* [GIVEN EXERCISE] Look for "this" in the listing below. Gather each line that contains it.

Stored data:
........

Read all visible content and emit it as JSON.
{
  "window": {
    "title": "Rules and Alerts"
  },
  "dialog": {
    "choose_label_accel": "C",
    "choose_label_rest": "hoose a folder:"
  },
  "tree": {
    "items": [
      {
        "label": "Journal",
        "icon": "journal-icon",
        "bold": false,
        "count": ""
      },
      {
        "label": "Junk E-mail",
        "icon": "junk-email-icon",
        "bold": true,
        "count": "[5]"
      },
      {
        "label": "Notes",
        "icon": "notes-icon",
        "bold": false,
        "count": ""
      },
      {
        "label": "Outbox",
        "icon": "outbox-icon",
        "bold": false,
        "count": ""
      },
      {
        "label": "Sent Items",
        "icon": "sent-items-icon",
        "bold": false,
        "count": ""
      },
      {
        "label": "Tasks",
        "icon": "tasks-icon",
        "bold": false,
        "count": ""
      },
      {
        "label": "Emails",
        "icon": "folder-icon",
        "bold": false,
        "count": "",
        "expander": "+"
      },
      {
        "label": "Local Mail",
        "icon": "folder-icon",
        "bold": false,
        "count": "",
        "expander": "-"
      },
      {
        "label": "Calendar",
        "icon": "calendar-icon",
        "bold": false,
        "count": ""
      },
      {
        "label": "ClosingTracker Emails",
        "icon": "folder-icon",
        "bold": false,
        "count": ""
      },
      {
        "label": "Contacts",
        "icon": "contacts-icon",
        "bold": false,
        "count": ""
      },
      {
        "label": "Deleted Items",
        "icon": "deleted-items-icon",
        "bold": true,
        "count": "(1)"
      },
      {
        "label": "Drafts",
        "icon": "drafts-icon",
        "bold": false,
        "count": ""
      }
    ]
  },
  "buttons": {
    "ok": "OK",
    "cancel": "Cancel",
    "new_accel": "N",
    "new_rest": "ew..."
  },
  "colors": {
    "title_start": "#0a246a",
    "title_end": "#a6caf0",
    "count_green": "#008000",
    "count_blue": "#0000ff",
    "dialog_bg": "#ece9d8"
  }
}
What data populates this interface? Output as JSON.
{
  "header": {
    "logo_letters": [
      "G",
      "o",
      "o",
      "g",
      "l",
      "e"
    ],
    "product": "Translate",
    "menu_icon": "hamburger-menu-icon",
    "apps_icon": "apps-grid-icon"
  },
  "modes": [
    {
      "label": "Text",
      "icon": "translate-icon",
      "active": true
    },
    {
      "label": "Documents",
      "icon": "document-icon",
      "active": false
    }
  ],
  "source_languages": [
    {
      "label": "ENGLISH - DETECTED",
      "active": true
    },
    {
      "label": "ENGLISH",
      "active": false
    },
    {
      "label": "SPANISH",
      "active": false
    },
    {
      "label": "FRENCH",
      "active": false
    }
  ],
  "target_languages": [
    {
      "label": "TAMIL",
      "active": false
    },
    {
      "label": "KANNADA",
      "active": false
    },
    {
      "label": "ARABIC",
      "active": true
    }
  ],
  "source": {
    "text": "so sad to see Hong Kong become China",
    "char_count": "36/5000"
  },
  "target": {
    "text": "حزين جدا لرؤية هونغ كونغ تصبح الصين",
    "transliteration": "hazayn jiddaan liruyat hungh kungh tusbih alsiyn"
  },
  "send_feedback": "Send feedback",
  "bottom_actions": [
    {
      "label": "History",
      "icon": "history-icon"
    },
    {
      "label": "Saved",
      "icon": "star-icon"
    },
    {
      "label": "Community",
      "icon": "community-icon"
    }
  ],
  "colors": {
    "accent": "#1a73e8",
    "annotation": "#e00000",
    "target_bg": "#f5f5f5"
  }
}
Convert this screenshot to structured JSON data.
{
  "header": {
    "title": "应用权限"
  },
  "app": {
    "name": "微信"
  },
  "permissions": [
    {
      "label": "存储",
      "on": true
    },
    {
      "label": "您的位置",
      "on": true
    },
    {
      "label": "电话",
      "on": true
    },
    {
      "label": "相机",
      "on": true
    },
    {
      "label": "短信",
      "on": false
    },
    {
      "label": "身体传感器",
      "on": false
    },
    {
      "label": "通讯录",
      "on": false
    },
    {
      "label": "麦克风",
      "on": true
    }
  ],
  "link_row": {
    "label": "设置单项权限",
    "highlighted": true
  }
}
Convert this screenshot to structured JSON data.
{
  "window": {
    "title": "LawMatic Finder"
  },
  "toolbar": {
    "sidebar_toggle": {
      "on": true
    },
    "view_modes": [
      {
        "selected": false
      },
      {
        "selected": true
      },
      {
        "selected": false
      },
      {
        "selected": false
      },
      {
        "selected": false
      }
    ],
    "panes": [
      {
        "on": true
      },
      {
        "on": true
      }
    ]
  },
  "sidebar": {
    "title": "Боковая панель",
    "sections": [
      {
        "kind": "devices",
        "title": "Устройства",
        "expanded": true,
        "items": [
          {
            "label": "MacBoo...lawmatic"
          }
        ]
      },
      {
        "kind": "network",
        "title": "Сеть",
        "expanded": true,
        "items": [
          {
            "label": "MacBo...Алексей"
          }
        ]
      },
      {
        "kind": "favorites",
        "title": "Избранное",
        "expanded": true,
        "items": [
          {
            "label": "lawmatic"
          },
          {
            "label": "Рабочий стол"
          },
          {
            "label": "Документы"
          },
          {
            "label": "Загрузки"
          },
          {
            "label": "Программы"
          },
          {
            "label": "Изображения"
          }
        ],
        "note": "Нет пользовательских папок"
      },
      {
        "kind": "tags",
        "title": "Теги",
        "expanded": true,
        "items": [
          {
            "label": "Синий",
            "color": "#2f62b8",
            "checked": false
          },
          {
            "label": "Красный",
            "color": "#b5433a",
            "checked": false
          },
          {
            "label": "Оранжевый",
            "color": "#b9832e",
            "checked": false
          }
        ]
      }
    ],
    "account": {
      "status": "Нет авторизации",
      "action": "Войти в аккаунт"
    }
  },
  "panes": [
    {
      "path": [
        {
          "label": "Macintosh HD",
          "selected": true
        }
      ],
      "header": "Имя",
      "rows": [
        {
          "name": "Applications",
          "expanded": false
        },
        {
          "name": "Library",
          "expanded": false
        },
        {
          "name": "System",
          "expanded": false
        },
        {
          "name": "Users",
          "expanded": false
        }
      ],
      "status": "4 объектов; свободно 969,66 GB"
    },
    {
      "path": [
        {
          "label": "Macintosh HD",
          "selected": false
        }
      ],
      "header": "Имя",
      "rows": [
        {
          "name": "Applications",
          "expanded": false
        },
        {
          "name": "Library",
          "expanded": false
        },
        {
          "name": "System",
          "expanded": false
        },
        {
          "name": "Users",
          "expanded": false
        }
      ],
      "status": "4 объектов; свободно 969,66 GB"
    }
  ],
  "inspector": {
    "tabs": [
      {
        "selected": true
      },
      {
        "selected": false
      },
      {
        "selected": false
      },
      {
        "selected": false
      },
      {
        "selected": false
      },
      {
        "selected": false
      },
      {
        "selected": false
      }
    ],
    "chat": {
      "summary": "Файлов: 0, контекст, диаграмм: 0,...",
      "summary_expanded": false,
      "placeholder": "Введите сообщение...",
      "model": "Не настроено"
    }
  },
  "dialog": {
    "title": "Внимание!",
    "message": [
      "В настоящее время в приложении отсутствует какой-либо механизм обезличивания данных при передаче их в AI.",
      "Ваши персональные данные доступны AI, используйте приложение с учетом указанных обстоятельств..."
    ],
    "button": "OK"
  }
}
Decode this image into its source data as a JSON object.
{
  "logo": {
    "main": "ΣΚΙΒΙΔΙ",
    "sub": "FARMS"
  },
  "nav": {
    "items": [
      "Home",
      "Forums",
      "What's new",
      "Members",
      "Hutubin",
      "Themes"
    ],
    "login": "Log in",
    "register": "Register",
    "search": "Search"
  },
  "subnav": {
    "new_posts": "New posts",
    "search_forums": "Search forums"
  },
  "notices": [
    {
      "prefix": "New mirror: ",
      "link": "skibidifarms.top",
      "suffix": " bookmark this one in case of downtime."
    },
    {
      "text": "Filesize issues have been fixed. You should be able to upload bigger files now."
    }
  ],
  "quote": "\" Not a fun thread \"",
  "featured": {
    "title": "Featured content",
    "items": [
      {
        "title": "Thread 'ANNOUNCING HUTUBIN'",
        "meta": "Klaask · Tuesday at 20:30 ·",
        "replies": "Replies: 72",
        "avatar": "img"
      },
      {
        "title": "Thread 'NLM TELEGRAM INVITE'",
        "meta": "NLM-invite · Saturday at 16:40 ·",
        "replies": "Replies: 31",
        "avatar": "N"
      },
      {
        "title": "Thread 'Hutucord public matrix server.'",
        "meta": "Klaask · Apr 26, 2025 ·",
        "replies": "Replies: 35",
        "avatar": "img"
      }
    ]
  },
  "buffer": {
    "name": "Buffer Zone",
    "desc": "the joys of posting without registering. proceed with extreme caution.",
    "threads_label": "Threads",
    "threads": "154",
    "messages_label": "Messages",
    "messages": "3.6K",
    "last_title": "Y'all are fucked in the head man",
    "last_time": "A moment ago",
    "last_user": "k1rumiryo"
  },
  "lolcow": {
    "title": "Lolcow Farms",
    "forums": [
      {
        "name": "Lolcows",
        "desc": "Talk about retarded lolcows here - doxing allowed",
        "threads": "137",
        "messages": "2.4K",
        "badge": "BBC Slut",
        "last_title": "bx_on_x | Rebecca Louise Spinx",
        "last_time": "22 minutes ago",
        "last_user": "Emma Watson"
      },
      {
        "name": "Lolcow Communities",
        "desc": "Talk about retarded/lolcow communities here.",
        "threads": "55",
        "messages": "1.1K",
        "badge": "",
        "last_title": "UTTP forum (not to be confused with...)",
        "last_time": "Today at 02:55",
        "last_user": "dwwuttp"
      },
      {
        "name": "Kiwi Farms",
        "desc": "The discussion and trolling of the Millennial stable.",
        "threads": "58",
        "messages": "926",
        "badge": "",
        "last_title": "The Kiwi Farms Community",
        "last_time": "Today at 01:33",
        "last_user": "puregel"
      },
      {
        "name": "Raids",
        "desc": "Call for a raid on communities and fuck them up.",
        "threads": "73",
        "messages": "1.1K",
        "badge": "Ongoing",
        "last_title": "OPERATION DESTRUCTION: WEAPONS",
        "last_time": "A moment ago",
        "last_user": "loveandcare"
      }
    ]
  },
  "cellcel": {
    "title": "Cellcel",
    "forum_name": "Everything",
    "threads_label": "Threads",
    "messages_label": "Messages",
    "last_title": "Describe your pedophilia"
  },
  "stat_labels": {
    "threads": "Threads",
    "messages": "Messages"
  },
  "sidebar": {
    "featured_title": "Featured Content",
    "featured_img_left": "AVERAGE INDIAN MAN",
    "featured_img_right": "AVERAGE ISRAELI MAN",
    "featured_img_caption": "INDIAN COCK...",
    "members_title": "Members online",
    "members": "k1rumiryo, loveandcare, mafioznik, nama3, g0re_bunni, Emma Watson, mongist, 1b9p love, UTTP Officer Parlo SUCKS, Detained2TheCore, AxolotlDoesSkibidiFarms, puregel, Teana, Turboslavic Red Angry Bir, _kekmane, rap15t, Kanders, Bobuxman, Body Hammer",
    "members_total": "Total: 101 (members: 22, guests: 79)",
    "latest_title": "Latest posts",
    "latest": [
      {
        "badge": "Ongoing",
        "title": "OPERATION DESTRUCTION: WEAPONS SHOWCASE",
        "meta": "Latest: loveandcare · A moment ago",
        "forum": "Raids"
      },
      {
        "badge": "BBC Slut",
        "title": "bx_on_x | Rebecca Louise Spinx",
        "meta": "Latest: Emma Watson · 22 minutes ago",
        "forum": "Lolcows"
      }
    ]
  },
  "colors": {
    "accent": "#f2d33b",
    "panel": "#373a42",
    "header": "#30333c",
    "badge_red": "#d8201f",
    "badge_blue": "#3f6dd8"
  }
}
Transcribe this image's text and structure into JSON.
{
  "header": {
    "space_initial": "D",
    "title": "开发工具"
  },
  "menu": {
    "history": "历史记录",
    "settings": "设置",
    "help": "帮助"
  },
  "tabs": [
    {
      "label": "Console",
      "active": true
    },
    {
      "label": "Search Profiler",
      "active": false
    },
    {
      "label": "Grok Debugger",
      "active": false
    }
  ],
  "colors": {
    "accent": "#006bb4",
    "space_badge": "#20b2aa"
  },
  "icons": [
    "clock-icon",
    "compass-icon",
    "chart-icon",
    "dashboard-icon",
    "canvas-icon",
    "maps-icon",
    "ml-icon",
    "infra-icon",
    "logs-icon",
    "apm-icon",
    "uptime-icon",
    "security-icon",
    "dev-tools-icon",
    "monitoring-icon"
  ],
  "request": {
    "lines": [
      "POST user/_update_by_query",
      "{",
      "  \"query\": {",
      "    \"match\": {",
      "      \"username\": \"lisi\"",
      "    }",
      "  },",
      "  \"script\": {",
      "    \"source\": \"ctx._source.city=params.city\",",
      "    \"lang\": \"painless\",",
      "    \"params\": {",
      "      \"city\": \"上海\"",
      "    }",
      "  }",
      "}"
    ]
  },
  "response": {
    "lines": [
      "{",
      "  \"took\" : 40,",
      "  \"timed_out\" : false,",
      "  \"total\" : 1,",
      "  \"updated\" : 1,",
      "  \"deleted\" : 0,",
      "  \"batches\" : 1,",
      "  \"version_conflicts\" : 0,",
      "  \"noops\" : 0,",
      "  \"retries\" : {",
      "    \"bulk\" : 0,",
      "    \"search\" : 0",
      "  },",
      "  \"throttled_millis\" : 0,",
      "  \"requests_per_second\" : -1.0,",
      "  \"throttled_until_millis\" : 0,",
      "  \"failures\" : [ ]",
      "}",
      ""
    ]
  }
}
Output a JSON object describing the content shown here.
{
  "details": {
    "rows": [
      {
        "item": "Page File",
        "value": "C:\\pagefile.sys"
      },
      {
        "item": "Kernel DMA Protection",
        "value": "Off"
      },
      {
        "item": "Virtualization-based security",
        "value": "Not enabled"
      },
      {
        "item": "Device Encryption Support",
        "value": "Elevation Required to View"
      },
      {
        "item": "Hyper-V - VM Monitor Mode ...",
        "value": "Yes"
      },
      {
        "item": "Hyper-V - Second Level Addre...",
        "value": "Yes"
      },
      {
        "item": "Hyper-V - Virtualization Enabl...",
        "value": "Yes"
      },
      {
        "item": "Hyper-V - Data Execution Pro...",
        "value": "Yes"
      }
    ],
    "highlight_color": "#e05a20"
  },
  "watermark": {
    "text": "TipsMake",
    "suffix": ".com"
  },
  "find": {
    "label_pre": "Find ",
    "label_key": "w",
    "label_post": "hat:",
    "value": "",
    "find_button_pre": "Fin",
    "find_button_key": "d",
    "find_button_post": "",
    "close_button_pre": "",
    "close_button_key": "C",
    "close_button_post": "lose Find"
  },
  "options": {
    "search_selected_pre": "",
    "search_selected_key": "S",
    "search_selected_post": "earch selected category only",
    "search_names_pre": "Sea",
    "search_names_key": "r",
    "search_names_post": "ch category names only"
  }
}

........

* [ANSWER]
What data populates this interface? Output as JSON.
Convert this screenshot to structured JSON data.
Convert this screenshot to structured JSON data.
Decode this image into its source data as a JSON object.
      "suffix": " bookmark this one in case of downtime."
Transcribe this image's text and structure into JSON.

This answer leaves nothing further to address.